> **Written problem**
Copy out all lines in the data below containing the string "title".

> **Extracted records**
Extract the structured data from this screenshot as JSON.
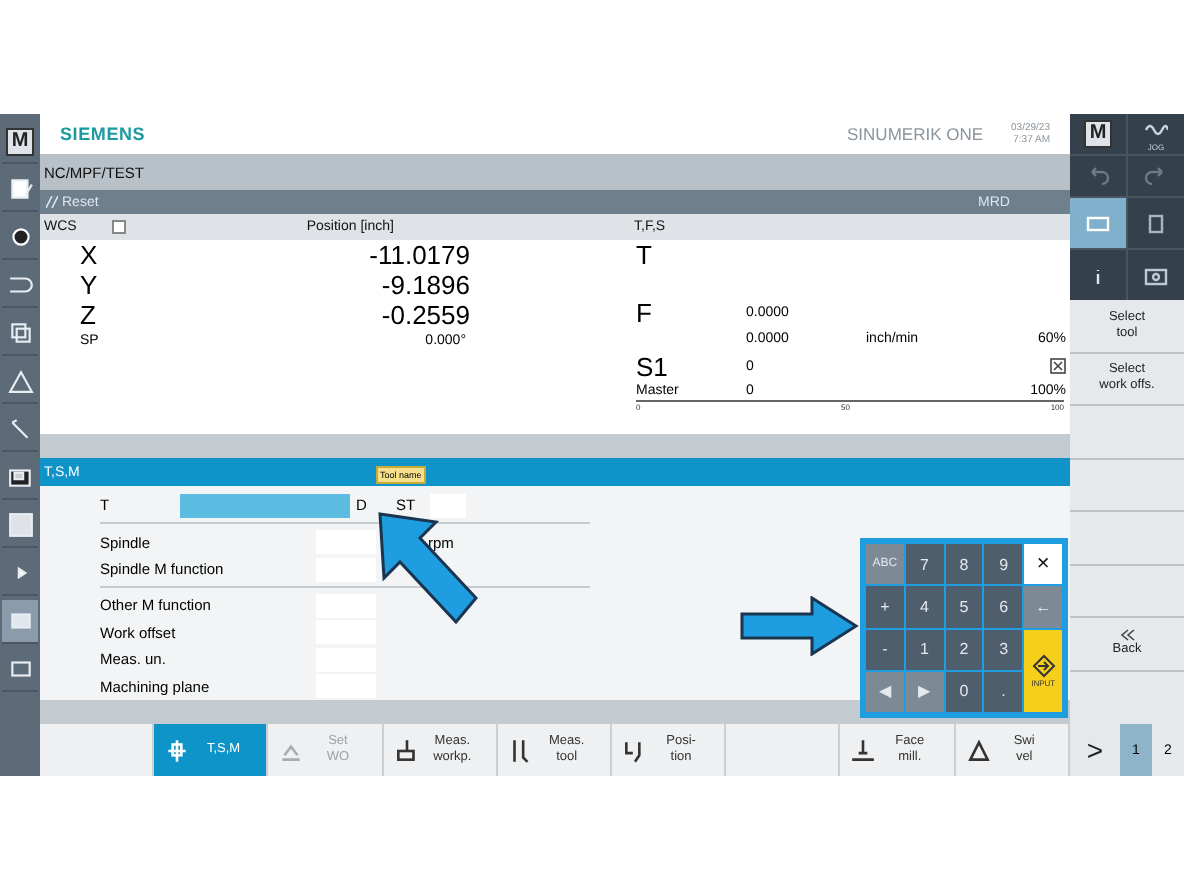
{
  "header": {
    "brand": "SIEMENS",
    "product": "SINUMERIK ONE",
    "date": "03/29/23",
    "time": "7:37 AM"
  },
  "left_bar": {
    "mode_key": "M"
  },
  "program_path": "NC/MPF/TEST",
  "status": {
    "reset": "Reset",
    "channel_state": "MRD"
  },
  "position": {
    "title": "WCS",
    "checked": false,
    "column": "Position [inch]",
    "axes": [
      {
        "name": "X",
        "value": "-11.0179",
        "kind": "large"
      },
      {
        "name": "Y",
        "value": "-9.1896",
        "kind": "large"
      },
      {
        "name": "Z",
        "value": "-0.2559",
        "kind": "large"
      },
      {
        "name": "SP",
        "value": "0.000°",
        "kind": "small"
      }
    ]
  },
  "tfs": {
    "title": "T,F,S",
    "tool": "T",
    "feed": {
      "letter": "F",
      "value": "0.0000",
      "actual": "0.0000",
      "unit": "inch/min",
      "override": "60%"
    },
    "spindle": {
      "name": "S1",
      "value": "0",
      "master": "Master",
      "master_value": "0",
      "override": "100%",
      "scale": [
        "0",
        "50",
        "100"
      ]
    }
  },
  "tsm": {
    "title": "T,S,M",
    "tooltip": "Tool name",
    "tool": {
      "label": "T",
      "d": "D",
      "st": "ST"
    },
    "groups": [
      [
        {
          "label": "Spindle",
          "unit": "rpm"
        },
        {
          "label": "Spindle M function"
        }
      ],
      [
        {
          "label": "Other M function"
        },
        {
          "label": "Work offset"
        },
        {
          "label": "Meas. un."
        },
        {
          "label": "Machining plane"
        }
      ]
    ]
  },
  "right_keys": [
    {
      "kind": "text",
      "label": "M",
      "selected": false
    },
    {
      "kind": "text",
      "label": "JOG",
      "selected": false
    },
    {
      "kind": "undo",
      "selected": false
    },
    {
      "kind": "redo",
      "selected": false
    },
    {
      "kind": "keyboard",
      "selected": true
    },
    {
      "kind": "calculator",
      "selected": false
    },
    {
      "kind": "info",
      "selected": false
    },
    {
      "kind": "camera",
      "selected": false
    }
  ],
  "vertical_softkeys": [
    {
      "kind": "text",
      "label": "Select\ntool"
    },
    {
      "kind": "text",
      "label": "Select\nwork offs."
    },
    {
      "kind": "blank"
    },
    {
      "kind": "blank"
    },
    {
      "kind": "blank"
    },
    {
      "kind": "blank"
    },
    {
      "kind": "back",
      "label": "Back"
    }
  ],
  "softkeys": [
    {
      "kind": "blank"
    },
    {
      "kind": "tsm",
      "label": "T,S,M",
      "selected": true,
      "disabled": false
    },
    {
      "kind": "setwo",
      "label": "Set\nWO",
      "selected": false,
      "disabled": true
    },
    {
      "kind": "workp",
      "label": "Meas.\nworkp.",
      "selected": false,
      "disabled": false
    },
    {
      "kind": "tool",
      "label": "Meas.\ntool",
      "selected": false,
      "disabled": false
    },
    {
      "kind": "position",
      "label": "Posi-\ntion",
      "selected": false,
      "disabled": false
    },
    {
      "kind": "blank"
    },
    {
      "kind": "face",
      "label": "Face\nmill.",
      "selected": false,
      "disabled": false
    },
    {
      "kind": "swivel",
      "label": "Swi\nvel",
      "selected": false,
      "disabled": false
    }
  ],
  "page_nav": {
    "next": ">",
    "pages": [
      {
        "label": "1",
        "selected": true
      },
      {
        "label": "2",
        "selected": false
      }
    ]
  },
  "keypad": {
    "keys": [
      {
        "kind": "abc",
        "label": "ABC"
      },
      {
        "kind": "num",
        "label": "7"
      },
      {
        "kind": "num",
        "label": "8"
      },
      {
        "kind": "num",
        "label": "9"
      },
      {
        "kind": "close",
        "label": "×"
      },
      {
        "kind": "num",
        "label": "+"
      },
      {
        "kind": "num",
        "label": "4"
      },
      {
        "kind": "num",
        "label": "5"
      },
      {
        "kind": "num",
        "label": "6"
      },
      {
        "kind": "back",
        "label": "←"
      },
      {
        "kind": "num",
        "label": "-"
      },
      {
        "kind": "num",
        "label": "1"
      },
      {
        "kind": "num",
        "label": "2"
      },
      {
        "kind": "num",
        "label": "3"
      },
      {
        "kind": "input",
        "label": "INPUT"
      },
      {
        "kind": "nav",
        "label": "◀"
      },
      {
        "kind": "nav",
        "label": "▶"
      },
      {
        "kind": "num",
        "label": "0"
      },
      {
        "kind": "num",
        "label": "."
      }
    ]
  }
}
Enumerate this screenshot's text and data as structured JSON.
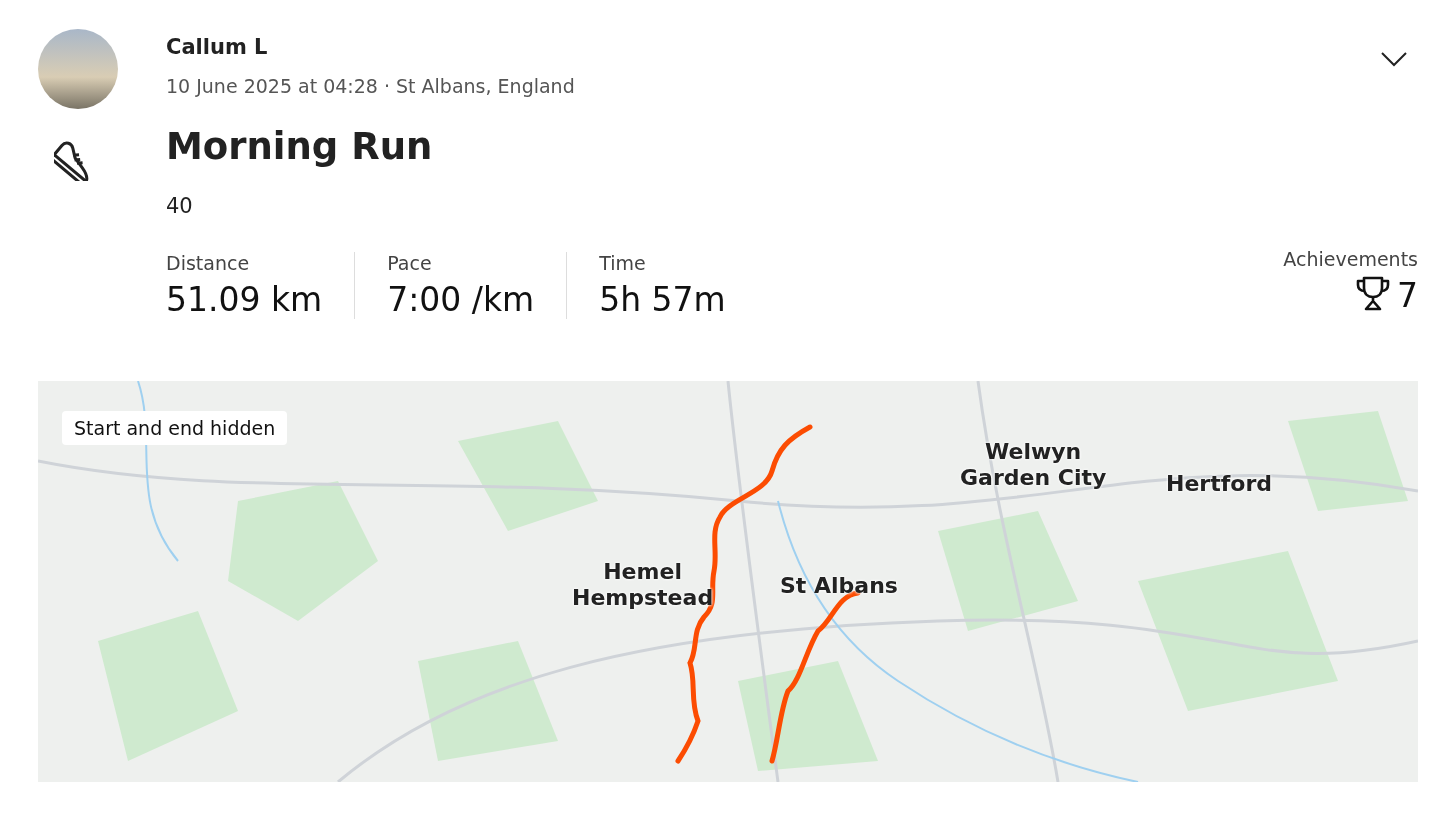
{
  "athlete": {
    "name": "Callum L",
    "meta": "10 June 2025 at 04:28 · St Albans, England"
  },
  "activity": {
    "title": "Morning Run",
    "description": "40"
  },
  "stats": [
    {
      "label": "Distance",
      "value": "51.09 km"
    },
    {
      "label": "Pace",
      "value": "7:00 /km"
    },
    {
      "label": "Time",
      "value": "5h 57m"
    }
  ],
  "achievements": {
    "label": "Achievements",
    "count": "7"
  },
  "map": {
    "notice": "Start and end hidden",
    "places": [
      "Welwyn\nGarden City",
      "Hertford",
      "Hemel\nHempstead",
      "St Albans"
    ]
  }
}
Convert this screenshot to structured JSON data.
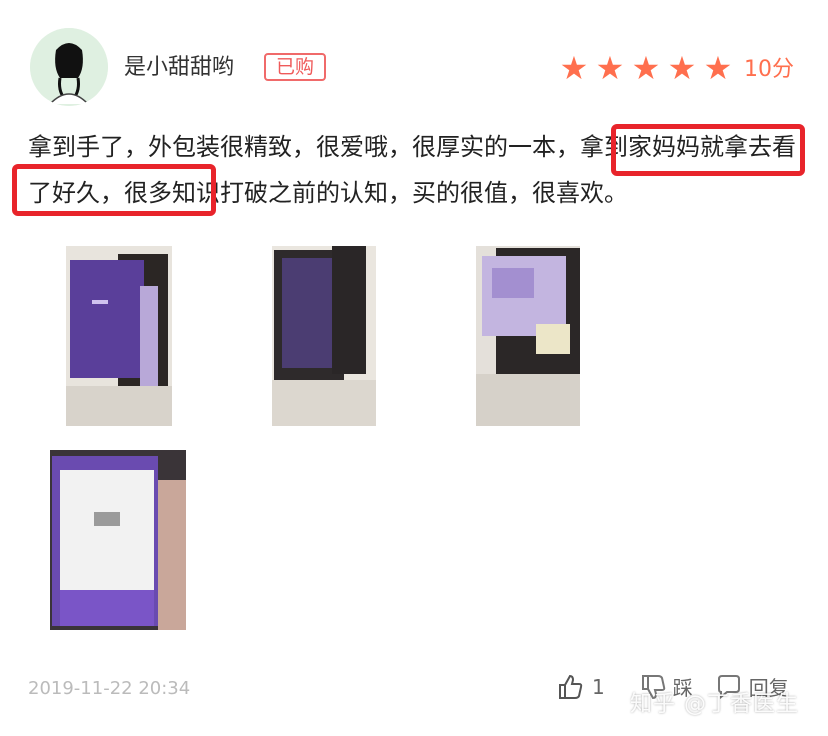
{
  "user": {
    "name": "是小甜甜哟",
    "badge": "已购"
  },
  "rating": {
    "stars": 5,
    "score_text": "10分",
    "color": "#ff6f4e"
  },
  "review": {
    "part1": "拿到手了，外包装很精致，很爱哦，很厚实的一本，",
    "highlight1": "拿到家妈妈就",
    "highlight2": "拿去看了好久，",
    "part2": "很多知识打破之前的认知，买的很值，很喜欢。",
    "highlight_color": "#e8242b"
  },
  "photos": [
    {
      "label": "box-photo-1"
    },
    {
      "label": "box-photo-2"
    },
    {
      "label": "box-photo-3"
    },
    {
      "label": "book-photo-4"
    }
  ],
  "footer": {
    "date": "2019-11-22 20:34",
    "like_count": "1",
    "dislike_label": "踩",
    "reply_label": "回复"
  },
  "watermark": "知乎 @丁香医生",
  "icons": {
    "like": "thumbs-up-icon",
    "dislike": "thumbs-down-icon",
    "reply": "comment-icon"
  }
}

> **Expected output**
    "title": "WCS",
    "title": "T,F,S",
    "title": "T,S,M",
    "title": "Morning Run",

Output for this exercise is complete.